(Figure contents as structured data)
>> Start

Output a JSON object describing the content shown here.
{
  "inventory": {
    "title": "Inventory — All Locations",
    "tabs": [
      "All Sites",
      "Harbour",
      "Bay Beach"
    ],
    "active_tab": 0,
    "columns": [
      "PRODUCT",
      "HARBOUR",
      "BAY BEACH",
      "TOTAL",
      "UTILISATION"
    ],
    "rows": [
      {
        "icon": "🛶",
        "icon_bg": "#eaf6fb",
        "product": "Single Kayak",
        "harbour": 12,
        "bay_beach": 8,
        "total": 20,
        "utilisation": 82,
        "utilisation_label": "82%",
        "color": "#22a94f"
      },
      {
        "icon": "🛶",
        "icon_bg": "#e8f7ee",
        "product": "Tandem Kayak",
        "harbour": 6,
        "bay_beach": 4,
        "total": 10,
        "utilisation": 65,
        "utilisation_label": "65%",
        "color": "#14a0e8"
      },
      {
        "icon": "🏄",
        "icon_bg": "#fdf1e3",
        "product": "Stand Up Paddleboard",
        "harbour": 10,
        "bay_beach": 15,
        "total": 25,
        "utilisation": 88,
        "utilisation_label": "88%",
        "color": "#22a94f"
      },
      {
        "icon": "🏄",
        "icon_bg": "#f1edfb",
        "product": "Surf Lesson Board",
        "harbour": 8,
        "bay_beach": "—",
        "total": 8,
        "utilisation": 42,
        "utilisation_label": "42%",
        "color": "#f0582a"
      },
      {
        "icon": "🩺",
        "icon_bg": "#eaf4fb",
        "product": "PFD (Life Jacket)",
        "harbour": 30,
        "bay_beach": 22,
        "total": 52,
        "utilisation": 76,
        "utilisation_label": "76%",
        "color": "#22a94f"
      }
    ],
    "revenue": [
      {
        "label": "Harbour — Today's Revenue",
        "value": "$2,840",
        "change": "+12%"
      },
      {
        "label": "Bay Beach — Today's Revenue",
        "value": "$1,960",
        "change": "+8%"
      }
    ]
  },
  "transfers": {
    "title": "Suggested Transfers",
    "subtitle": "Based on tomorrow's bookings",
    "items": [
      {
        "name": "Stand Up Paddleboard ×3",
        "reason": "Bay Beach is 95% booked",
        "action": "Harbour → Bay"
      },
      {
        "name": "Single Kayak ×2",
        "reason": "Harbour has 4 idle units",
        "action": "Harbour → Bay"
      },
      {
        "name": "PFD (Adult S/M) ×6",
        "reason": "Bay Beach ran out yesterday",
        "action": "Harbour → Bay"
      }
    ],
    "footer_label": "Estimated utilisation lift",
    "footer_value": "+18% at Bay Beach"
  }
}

>> End

[Task instructions] Find the word "Kayak" in the records and pull out each line that has it.

[Solution]
        "product": "Single Kayak",
        "product": "Tandem Kayak",
        "name": "Single Kayak ×2",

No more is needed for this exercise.